### What you have to do
Copy out the records in full, word for word, without pictures.

--- Start of Source records ---

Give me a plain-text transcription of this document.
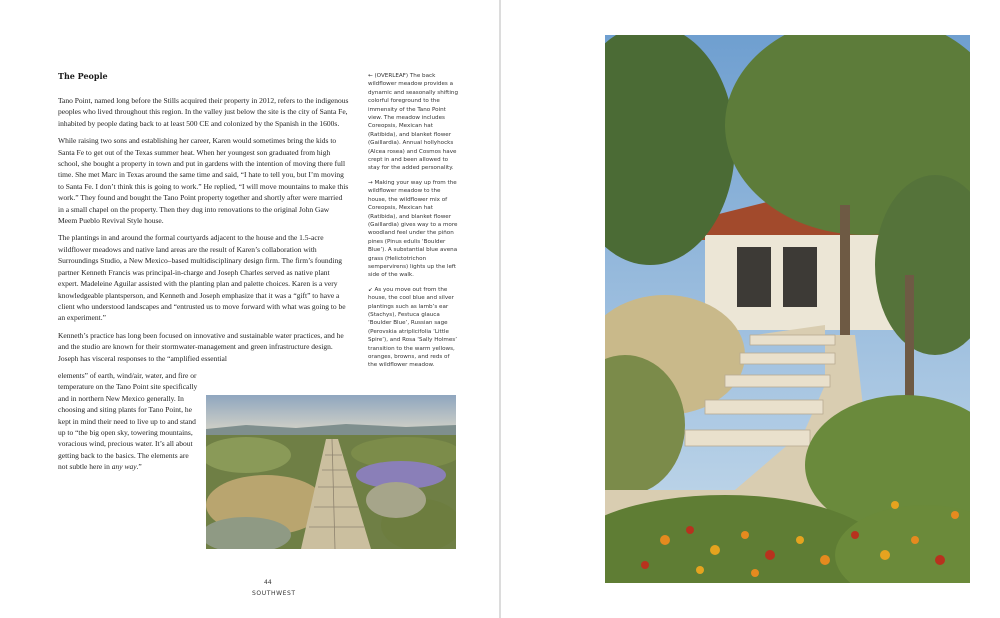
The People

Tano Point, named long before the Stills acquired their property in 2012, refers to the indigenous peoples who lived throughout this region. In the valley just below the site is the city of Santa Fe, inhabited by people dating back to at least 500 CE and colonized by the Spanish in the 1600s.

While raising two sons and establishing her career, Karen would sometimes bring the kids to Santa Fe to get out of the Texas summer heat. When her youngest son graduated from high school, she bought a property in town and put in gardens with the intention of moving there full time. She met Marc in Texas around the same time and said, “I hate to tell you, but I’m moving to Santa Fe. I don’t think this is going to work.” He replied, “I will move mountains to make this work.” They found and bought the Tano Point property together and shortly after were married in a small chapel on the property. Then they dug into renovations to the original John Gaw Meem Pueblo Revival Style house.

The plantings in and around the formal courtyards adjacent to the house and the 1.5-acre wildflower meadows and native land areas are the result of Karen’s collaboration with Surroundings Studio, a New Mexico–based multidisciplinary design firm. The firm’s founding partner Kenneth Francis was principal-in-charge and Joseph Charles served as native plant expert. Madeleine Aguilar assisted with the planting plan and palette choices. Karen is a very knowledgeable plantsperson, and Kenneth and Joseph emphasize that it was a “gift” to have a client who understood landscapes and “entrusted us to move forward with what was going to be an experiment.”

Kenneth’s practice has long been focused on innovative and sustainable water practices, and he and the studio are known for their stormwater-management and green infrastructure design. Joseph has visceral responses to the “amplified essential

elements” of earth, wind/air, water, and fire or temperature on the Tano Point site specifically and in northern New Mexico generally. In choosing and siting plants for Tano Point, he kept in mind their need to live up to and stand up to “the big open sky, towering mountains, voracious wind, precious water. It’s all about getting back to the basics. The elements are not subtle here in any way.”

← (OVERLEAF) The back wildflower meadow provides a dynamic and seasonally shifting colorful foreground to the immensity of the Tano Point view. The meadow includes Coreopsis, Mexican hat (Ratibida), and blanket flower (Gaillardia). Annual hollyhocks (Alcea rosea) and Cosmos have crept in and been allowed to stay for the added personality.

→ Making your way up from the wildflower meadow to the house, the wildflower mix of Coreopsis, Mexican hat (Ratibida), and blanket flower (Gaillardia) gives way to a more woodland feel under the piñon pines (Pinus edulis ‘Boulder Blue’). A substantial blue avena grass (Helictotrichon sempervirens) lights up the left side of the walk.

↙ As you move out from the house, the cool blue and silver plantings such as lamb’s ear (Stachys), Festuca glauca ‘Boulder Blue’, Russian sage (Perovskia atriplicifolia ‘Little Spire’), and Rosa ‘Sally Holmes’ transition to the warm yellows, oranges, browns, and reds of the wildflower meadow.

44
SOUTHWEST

--- End of Source records ---

### Correct result
Give me a plain-text transcription of this document.
The People

Tano Point, named long before the Stills acquired their property in 2012, refers to the indigenous peoples who lived throughout this region. In the valley just below the site is the city of Santa Fe, inhabited by people dating back to at least 500 CE and colonized by the Spanish in the 1600s.

While raising two sons and establishing her career, Karen would sometimes bring the kids to Santa Fe to get out of the Texas summer heat. When her youngest son graduated from high school, she bought a property in town and put in gardens with the intention of moving there full time. She met Marc in Texas around the same time and said, “I hate to tell you, but I’m moving to Santa Fe. I don’t think this is going to work.” He replied, “I will move mountains to make this work.” They found and bought the Tano Point property together and shortly after were married in a small chapel on the property. Then they dug into renovations to the original John Gaw Meem Pueblo Revival Style house.

The plantings in and around the formal courtyards adjacent to the house and the 1.5-acre wildflower meadows and native land areas are the result of Karen’s collaboration with Surroundings Studio, a New Mexico–based multidisciplinary design firm. The firm’s founding partner Kenneth Francis was principal-in-charge and Joseph Charles served as native plant expert. Madeleine Aguilar assisted with the planting plan and palette choices. Karen is a very knowledgeable plantsperson, and Kenneth and Joseph emphasize that it was a “gift” to have a client who understood landscapes and “entrusted us to move forward with what was going to be an experiment.”

Kenneth’s practice has long been focused on innovative and sustainable water practices, and he and the studio are known for their stormwater-management and green infrastructure design. Joseph has visceral responses to the “amplified essential

elements” of earth, wind/air, water, and fire or temperature on the Tano Point site specifically and in northern New Mexico generally. In choosing and siting plants for Tano Point, he kept in mind their need to live up to and stand up to “the big open sky, towering mountains, voracious wind, precious water. It’s all about getting back to the basics. The elements are not subtle here in any way.”

← (OVERLEAF) The back wildflower meadow provides a dynamic and seasonally shifting colorful foreground to the immensity of the Tano Point view. The meadow includes Coreopsis, Mexican hat (Ratibida), and blanket flower (Gaillardia). Annual hollyhocks (Alcea rosea) and Cosmos have crept in and been allowed to stay for the added personality.

→ Making your way up from the wildflower meadow to the house, the wildflower mix of Coreopsis, Mexican hat (Ratibida), and blanket flower (Gaillardia) gives way to a more woodland feel under the piñon pines (Pinus edulis ‘Boulder Blue’). A substantial blue avena grass (Helictotrichon sempervirens) lights up the left side of the walk.

↙ As you move out from the house, the cool blue and silver plantings such as lamb’s ear (Stachys), Festuca glauca ‘Boulder Blue’, Russian sage (Perovskia atriplicifolia ‘Little Spire’), and Rosa ‘Sally Holmes’ transition to the warm yellows, oranges, browns, and reds of the wildflower meadow.

44
SOUTHWEST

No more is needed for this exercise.